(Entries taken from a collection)
────

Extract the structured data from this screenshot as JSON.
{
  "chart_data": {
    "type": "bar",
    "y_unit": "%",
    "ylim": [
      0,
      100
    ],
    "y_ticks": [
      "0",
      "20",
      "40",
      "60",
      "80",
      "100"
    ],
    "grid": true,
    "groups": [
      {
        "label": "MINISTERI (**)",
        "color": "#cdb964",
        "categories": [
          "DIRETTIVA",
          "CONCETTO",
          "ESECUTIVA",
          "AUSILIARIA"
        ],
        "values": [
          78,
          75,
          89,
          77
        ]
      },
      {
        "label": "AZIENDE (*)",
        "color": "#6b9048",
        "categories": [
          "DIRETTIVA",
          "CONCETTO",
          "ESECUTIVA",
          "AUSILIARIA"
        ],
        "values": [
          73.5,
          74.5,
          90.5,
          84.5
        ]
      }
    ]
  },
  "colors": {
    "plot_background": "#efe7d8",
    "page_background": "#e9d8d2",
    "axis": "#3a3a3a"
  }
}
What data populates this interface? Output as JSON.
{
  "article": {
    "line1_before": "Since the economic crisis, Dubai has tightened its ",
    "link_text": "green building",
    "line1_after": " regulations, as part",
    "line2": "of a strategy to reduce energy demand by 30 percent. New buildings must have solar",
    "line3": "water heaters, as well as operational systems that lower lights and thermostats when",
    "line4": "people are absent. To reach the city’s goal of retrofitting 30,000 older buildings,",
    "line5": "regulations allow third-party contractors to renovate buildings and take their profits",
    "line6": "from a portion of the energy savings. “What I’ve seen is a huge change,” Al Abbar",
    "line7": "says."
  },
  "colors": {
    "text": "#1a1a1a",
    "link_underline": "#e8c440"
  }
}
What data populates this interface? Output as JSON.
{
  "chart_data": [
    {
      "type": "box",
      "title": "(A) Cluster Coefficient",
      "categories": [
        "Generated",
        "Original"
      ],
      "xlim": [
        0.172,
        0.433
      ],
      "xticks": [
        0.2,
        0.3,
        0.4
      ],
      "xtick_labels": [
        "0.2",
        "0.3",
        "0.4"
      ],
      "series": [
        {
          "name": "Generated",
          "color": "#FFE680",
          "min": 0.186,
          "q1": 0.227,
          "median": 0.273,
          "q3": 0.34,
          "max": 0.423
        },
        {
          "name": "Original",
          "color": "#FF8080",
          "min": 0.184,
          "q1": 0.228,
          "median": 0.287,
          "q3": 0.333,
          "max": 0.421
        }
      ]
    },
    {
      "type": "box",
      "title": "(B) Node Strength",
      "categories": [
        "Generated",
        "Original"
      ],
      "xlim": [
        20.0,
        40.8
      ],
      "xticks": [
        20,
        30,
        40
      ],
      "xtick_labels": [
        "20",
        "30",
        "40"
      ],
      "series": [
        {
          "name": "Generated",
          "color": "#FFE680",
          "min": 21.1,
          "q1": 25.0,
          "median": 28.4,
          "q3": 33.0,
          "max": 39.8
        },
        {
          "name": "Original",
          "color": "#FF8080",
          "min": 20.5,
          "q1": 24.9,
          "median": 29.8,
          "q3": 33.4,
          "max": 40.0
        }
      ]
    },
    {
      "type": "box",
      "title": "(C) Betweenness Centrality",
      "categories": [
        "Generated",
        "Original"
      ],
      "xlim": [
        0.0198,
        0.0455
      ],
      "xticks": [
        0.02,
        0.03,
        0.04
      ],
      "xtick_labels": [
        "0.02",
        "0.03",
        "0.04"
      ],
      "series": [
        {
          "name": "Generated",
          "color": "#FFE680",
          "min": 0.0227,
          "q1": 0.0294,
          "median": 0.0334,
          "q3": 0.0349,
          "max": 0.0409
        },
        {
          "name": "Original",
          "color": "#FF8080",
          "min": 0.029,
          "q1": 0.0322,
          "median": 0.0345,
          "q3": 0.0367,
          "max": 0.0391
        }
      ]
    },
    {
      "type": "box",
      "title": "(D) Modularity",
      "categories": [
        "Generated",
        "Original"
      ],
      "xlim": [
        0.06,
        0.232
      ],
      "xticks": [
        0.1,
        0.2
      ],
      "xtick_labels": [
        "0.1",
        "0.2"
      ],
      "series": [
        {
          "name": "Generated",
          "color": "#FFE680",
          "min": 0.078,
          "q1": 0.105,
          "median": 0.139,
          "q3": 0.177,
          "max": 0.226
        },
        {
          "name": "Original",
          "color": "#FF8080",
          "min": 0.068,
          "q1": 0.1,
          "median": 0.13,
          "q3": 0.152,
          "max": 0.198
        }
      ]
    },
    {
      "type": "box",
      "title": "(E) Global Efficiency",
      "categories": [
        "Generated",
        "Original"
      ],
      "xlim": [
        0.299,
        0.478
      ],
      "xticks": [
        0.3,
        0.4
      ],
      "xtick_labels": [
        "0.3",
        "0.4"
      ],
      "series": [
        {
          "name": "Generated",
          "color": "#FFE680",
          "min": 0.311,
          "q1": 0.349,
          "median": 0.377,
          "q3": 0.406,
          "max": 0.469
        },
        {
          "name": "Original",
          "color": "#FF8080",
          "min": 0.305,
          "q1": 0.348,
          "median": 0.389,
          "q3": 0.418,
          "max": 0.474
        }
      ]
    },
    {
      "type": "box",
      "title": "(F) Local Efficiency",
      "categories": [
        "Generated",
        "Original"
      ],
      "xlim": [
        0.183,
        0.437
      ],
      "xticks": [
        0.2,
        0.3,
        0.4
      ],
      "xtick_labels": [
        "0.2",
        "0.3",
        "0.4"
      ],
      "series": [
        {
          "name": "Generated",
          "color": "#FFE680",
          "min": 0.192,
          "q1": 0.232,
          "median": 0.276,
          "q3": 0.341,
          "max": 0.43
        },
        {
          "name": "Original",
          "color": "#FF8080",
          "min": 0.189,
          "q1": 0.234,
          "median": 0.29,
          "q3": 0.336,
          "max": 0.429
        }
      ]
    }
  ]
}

────

What the task requires
Retype each record exactly, leaving nothing out.

Worked solution
Extract the structured data from this screenshot as JSON.
{
  "chart_data": {
    "type": "bar",
    "y_unit": "%",
    "ylim": [
      0,
      100
    ],
    "y_ticks": [
      "0",
      "20",
      "40",
      "60",
      "80",
      "100"
    ],
    "grid": true,
    "groups": [
      {
        "label": "MINISTERI (**)",
        "color": "#cdb964",
        "categories": [
          "DIRETTIVA",
          "CONCETTO",
          "ESECUTIVA",
          "AUSILIARIA"
        ],
        "values": [
          78,
          75,
          89,
          77
        ]
      },
      {
        "label": "AZIENDE (*)",
        "color": "#6b9048",
        "categories": [
          "DIRETTIVA",
          "CONCETTO",
          "ESECUTIVA",
          "AUSILIARIA"
        ],
        "values": [
          73.5,
          74.5,
          90.5,
          84.5
        ]
      }
    ]
  },
  "colors": {
    "plot_background": "#efe7d8",
    "page_background": "#e9d8d2",
    "axis": "#3a3a3a"
  }
}
What data populates this interface? Output as JSON.
{
  "article": {
    "line1_before": "Since the economic crisis, Dubai has tightened its ",
    "link_text": "green building",
    "line1_after": " regulations, as part",
    "line2": "of a strategy to reduce energy demand by 30 percent. New buildings must have solar",
    "line3": "water heaters, as well as operational systems that lower lights and thermostats when",
    "line4": "people are absent. To reach the city’s goal of retrofitting 30,000 older buildings,",
    "line5": "regulations allow third-party contractors to renovate buildings and take their profits",
    "line6": "from a portion of the energy savings. “What I’ve seen is a huge change,” Al Abbar",
    "line7": "says."
  },
  "colors": {
    "text": "#1a1a1a",
    "link_underline": "#e8c440"
  }
}
What data populates this interface? Output as JSON.
{
  "chart_data": [
    {
      "type": "box",
      "title": "(A) Cluster Coefficient",
      "categories": [
        "Generated",
        "Original"
      ],
      "xlim": [
        0.172,
        0.433
      ],
      "xticks": [
        0.2,
        0.3,
        0.4
      ],
      "xtick_labels": [
        "0.2",
        "0.3",
        "0.4"
      ],
      "series": [
        {
          "name": "Generated",
          "color": "#FFE680",
          "min": 0.186,
          "q1": 0.227,
          "median": 0.273,
          "q3": 0.34,
          "max": 0.423
        },
        {
          "name": "Original",
          "color": "#FF8080",
          "min": 0.184,
          "q1": 0.228,
          "median": 0.287,
          "q3": 0.333,
          "max": 0.421
        }
      ]
    },
    {
      "type": "box",
      "title": "(B) Node Strength",
      "categories": [
        "Generated",
        "Original"
      ],
      "xlim": [
        20.0,
        40.8
      ],
      "xticks": [
        20,
        30,
        40
      ],
      "xtick_labels": [
        "20",
        "30",
        "40"
      ],
      "series": [
        {
          "name": "Generated",
          "color": "#FFE680",
          "min": 21.1,
          "q1": 25.0,
          "median": 28.4,
          "q3": 33.0,
          "max": 39.8
        },
        {
          "name": "Original",
          "color": "#FF8080",
          "min": 20.5,
          "q1": 24.9,
          "median": 29.8,
          "q3": 33.4,
          "max": 40.0
        }
      ]
    },
    {
      "type": "box",
      "title": "(C) Betweenness Centrality",
      "categories": [
        "Generated",
        "Original"
      ],
      "xlim": [
        0.0198,
        0.0455
      ],
      "xticks": [
        0.02,
        0.03,
        0.04
      ],
      "xtick_labels": [
        "0.02",
        "0.03",
        "0.04"
      ],
      "series": [
        {
          "name": "Generated",
          "color": "#FFE680",
          "min": 0.0227,
          "q1": 0.0294,
          "median": 0.0334,
          "q3": 0.0349,
          "max": 0.0409
        },
        {
          "name": "Original",
          "color": "#FF8080",
          "min": 0.029,
          "q1": 0.0322,
          "median": 0.0345,
          "q3": 0.0367,
          "max": 0.0391
        }
      ]
    },
    {
      "type": "box",
      "title": "(D) Modularity",
      "categories": [
        "Generated",
        "Original"
      ],
      "xlim": [
        0.06,
        0.232
      ],
      "xticks": [
        0.1,
        0.2
      ],
      "xtick_labels": [
        "0.1",
        "0.2"
      ],
      "series": [
        {
          "name": "Generated",
          "color": "#FFE680",
          "min": 0.078,
          "q1": 0.105,
          "median": 0.139,
          "q3": 0.177,
          "max": 0.226
        },
        {
          "name": "Original",
          "color": "#FF8080",
          "min": 0.068,
          "q1": 0.1,
          "median": 0.13,
          "q3": 0.152,
          "max": 0.198
        }
      ]
    },
    {
      "type": "box",
      "title": "(E) Global Efficiency",
      "categories": [
        "Generated",
        "Original"
      ],
      "xlim": [
        0.299,
        0.478
      ],
      "xticks": [
        0.3,
        0.4
      ],
      "xtick_labels": [
        "0.3",
        "0.4"
      ],
      "series": [
        {
          "name": "Generated",
          "color": "#FFE680",
          "min": 0.311,
          "q1": 0.349,
          "median": 0.377,
          "q3": 0.406,
          "max": 0.469
        },
        {
          "name": "Original",
          "color": "#FF8080",
          "min": 0.305,
          "q1": 0.348,
          "median": 0.389,
          "q3": 0.418,
          "max": 0.474
        }
      ]
    },
    {
      "type": "box",
      "title": "(F) Local Efficiency",
      "categories": [
        "Generated",
        "Original"
      ],
      "xlim": [
        0.183,
        0.437
      ],
      "xticks": [
        0.2,
        0.3,
        0.4
      ],
      "xtick_labels": [
        "0.2",
        "0.3",
        "0.4"
      ],
      "series": [
        {
          "name": "Generated",
          "color": "#FFE680",
          "min": 0.192,
          "q1": 0.232,
          "median": 0.276,
          "q3": 0.341,
          "max": 0.43
        },
        {
          "name": "Original",
          "color": "#FF8080",
          "min": 0.189,
          "q1": 0.234,
          "median": 0.29,
          "q3": 0.336,
          "max": 0.429
        }
      ]
    }
  ]
}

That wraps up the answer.